Report how many lines hold the string "trên". Give the number and nothing else.

Dataset items:
* start *

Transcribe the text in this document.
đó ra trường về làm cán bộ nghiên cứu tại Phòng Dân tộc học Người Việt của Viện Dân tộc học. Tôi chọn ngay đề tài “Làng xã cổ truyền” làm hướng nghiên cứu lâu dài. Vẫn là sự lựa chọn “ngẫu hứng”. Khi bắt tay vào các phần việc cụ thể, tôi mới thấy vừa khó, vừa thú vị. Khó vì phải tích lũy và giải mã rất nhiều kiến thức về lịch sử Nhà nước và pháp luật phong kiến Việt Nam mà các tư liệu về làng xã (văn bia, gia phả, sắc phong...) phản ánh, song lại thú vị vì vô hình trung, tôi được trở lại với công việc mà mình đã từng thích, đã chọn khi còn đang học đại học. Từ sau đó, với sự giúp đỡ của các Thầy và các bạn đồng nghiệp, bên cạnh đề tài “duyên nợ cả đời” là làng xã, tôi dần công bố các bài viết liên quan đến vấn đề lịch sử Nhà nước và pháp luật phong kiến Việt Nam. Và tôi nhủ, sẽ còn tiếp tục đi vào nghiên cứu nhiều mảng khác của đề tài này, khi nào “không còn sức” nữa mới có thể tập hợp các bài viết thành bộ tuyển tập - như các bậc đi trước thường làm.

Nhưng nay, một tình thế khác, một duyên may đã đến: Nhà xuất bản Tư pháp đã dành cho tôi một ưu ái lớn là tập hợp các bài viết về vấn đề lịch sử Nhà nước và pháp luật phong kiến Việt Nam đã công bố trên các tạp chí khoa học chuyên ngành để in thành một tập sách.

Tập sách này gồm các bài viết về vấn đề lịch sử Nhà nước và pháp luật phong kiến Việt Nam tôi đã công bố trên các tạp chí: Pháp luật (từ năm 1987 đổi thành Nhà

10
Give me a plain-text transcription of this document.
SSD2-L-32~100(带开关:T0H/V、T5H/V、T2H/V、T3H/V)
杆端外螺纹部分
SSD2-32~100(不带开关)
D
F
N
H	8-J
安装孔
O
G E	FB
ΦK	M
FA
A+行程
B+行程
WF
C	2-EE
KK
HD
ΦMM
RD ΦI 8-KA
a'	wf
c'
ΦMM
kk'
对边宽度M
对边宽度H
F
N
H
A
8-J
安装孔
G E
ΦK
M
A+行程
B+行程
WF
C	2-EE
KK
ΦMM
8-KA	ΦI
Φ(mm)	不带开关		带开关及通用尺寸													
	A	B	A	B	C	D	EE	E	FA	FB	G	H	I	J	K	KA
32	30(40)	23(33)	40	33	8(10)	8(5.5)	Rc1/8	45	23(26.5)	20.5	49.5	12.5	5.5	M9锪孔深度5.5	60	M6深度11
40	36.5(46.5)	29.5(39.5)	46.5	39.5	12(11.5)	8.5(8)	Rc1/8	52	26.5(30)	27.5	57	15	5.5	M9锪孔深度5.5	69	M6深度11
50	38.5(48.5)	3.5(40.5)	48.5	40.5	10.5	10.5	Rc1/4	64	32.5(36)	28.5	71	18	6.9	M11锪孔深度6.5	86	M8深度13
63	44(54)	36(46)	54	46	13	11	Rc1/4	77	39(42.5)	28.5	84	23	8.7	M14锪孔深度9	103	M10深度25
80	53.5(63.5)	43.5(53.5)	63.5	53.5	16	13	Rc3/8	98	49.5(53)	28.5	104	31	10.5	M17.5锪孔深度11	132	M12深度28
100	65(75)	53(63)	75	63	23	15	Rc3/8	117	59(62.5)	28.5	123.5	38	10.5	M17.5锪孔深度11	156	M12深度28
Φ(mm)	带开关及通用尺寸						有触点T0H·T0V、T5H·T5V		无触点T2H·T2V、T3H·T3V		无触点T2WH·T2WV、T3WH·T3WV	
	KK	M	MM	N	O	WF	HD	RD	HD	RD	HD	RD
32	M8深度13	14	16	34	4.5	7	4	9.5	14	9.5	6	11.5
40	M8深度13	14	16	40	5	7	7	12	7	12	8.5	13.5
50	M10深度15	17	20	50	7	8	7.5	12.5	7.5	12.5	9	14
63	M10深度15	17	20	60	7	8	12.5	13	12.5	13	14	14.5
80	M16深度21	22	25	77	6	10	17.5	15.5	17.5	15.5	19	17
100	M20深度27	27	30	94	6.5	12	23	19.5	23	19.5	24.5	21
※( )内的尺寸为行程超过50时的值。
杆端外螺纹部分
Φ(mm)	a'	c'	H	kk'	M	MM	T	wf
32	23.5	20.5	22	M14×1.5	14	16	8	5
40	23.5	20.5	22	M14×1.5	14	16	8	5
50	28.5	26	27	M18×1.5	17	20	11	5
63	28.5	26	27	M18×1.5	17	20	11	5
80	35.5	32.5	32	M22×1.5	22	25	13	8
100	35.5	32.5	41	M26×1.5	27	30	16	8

* end *

_In response:_
2